:: THE DATA ::
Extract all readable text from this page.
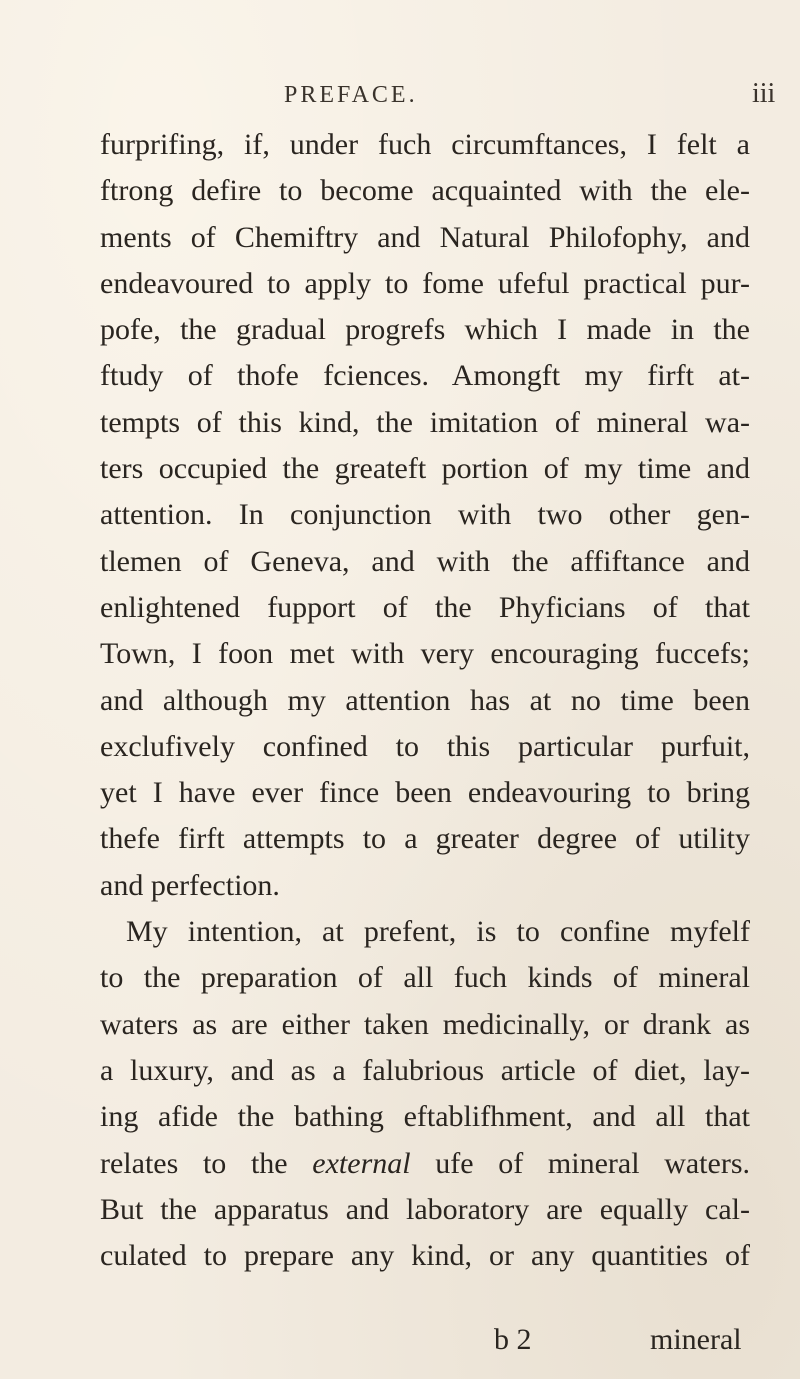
PREFACE.	iii
furprifing, if, under fuch circumftances, I felt a
ftrong defire to become acquainted with the ele-
ments of Chemiftry and Natural Philofophy, and
endeavoured to apply to fome ufeful practical pur-
pofe, the gradual progrefs which I made in the
ftudy of thofe fciences. Amongft my firft at-
tempts of this kind, the imitation of mineral wa-
ters occupied the greateft portion of my time and
attention. In conjunction with two other gen-
tlemen of Geneva, and with the affiftance and
enlightened fupport of the Phyficians of that
Town, I foon met with very encouraging fuccefs;
and although my attention has at no time been
exclufively confined to this particular purfuit,
yet I have ever fince been endeavouring to bring
thefe firft attempts to a greater degree of utility
and perfection.
My intention, at prefent, is to confine myfelf
to the preparation of all fuch kinds of mineral
waters as are either taken medicinally, or drank as
a luxury, and as a falubrious article of diet, lay-
ing afide the bathing eftablifhment, and all that
relates to the external ufe of mineral waters.
But the apparatus and laboratory are equally cal-
culated to prepare any kind, or any quantities of
b 2	mineral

:: BRIEF ::
Your task is to repeat the material above exactly, without its pictures.

:: SOLUTION FOR THIS EXERCISE ::
Extract all readable text from this page.
PREFACE.	iii
furprifing, if, under fuch circumftances, I felt a
ftrong defire to become acquainted with the ele-
ments of Chemiftry and Natural Philofophy, and
endeavoured to apply to fome ufeful practical pur-
pofe, the gradual progrefs which I made in the
ftudy of thofe fciences. Amongft my firft at-
tempts of this kind, the imitation of mineral wa-
ters occupied the greateft portion of my time and
attention. In conjunction with two other gen-
tlemen of Geneva, and with the affiftance and
enlightened fupport of the Phyficians of that
Town, I foon met with very encouraging fuccefs;
and although my attention has at no time been
exclufively confined to this particular purfuit,
yet I have ever fince been endeavouring to bring
thefe firft attempts to a greater degree of utility
and perfection.
My intention, at prefent, is to confine myfelf
to the preparation of all fuch kinds of mineral
waters as are either taken medicinally, or drank as
a luxury, and as a falubrious article of diet, lay-
ing afide the bathing eftablifhment, and all that
relates to the external ufe of mineral waters.
But the apparatus and laboratory are equally cal-
culated to prepare any kind, or any quantities of
b 2	mineral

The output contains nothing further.